== The request ==
Copy out each line that includes the word "JSON".

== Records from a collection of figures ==

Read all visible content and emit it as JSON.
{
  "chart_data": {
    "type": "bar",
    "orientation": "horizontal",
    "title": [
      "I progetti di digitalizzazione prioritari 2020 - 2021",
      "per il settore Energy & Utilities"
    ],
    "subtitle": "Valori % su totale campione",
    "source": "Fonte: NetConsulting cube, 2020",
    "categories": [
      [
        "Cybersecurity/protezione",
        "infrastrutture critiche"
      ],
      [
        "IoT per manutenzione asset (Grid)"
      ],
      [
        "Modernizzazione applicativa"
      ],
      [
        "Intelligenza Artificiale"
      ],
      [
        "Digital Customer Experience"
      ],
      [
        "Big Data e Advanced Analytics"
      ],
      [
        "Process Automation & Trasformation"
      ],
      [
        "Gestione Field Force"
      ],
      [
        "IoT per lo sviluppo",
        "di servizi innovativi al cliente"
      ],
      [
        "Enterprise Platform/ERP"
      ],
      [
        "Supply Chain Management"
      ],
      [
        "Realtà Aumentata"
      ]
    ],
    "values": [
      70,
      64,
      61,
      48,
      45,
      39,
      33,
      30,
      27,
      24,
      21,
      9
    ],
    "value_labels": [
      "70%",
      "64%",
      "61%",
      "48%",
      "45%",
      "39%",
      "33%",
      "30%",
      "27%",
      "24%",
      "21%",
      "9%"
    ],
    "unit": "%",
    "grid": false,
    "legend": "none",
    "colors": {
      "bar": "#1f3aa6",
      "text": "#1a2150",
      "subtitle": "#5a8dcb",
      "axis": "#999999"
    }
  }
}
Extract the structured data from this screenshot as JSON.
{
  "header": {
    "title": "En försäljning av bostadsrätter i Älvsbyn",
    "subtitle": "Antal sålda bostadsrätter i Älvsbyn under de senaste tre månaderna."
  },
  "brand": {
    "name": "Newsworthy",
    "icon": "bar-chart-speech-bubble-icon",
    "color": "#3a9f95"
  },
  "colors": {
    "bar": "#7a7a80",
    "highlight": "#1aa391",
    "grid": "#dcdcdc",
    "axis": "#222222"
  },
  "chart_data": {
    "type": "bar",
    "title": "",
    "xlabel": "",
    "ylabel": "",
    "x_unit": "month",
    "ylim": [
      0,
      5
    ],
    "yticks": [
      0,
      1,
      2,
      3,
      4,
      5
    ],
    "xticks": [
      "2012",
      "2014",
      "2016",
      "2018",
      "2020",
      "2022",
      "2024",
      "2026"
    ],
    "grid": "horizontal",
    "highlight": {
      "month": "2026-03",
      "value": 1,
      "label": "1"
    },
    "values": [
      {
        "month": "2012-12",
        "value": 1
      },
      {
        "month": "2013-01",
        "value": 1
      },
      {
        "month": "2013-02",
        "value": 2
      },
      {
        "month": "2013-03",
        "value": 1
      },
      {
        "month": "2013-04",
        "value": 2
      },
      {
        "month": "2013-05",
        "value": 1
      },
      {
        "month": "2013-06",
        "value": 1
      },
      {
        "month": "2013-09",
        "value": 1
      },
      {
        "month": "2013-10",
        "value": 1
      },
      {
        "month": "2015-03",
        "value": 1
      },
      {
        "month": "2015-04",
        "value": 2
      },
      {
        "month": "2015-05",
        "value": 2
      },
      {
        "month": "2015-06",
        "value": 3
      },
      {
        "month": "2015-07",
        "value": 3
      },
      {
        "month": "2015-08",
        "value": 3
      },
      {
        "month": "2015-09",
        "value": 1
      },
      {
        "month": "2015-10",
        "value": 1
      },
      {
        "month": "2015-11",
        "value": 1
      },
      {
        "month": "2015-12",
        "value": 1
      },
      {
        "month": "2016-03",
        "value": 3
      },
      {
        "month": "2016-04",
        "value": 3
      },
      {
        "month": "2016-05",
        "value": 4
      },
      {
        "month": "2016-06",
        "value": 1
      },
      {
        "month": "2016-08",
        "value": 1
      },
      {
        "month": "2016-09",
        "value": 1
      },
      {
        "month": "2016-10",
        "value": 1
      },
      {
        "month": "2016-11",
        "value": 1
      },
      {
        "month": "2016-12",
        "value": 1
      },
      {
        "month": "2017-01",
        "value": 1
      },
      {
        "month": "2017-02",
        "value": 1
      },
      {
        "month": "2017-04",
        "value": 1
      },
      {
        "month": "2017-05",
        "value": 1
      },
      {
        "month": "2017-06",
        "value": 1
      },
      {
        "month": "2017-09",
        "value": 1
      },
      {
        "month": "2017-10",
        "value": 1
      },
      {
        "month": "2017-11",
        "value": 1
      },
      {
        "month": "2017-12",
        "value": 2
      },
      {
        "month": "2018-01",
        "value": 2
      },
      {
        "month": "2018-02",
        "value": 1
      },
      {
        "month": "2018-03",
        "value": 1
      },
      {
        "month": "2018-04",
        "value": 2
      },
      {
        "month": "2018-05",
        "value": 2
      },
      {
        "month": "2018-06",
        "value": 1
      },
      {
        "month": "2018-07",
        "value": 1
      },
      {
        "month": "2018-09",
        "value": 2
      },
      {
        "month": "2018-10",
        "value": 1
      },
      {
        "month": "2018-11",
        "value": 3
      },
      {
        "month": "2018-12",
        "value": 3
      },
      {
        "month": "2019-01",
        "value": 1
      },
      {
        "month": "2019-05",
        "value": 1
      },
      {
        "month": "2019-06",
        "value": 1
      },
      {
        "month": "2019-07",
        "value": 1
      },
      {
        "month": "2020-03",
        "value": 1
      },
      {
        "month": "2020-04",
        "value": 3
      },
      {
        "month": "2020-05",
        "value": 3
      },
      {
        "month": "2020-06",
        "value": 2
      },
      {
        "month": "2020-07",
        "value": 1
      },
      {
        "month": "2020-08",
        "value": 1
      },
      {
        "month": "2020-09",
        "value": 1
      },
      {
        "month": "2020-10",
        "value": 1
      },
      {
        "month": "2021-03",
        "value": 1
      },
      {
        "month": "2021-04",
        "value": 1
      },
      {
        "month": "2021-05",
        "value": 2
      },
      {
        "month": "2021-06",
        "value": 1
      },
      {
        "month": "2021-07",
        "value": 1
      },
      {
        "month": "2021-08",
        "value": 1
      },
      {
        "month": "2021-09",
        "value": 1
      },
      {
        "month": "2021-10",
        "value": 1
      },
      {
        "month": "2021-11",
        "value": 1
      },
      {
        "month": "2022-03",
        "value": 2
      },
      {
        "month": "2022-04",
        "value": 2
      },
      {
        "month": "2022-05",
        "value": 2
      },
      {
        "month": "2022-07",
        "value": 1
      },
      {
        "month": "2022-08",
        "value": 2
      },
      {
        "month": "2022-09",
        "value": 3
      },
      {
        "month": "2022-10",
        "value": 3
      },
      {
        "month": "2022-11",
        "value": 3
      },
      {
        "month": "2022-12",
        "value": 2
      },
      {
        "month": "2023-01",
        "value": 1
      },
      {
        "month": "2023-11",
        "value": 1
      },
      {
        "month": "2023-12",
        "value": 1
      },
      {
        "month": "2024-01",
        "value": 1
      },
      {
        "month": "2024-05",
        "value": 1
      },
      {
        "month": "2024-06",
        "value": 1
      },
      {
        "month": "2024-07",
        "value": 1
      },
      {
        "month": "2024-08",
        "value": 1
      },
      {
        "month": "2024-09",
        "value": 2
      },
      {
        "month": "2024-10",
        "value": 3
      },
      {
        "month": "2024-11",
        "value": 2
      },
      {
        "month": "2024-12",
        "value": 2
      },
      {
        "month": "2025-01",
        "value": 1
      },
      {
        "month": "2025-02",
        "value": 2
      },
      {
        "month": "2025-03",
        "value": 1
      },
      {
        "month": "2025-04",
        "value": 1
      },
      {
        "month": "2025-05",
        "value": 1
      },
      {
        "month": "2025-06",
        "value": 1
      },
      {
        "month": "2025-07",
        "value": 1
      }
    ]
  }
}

== Reply ==
Read all visible content and emit it as JSON.
Extract the structured data from this screenshot as JSON.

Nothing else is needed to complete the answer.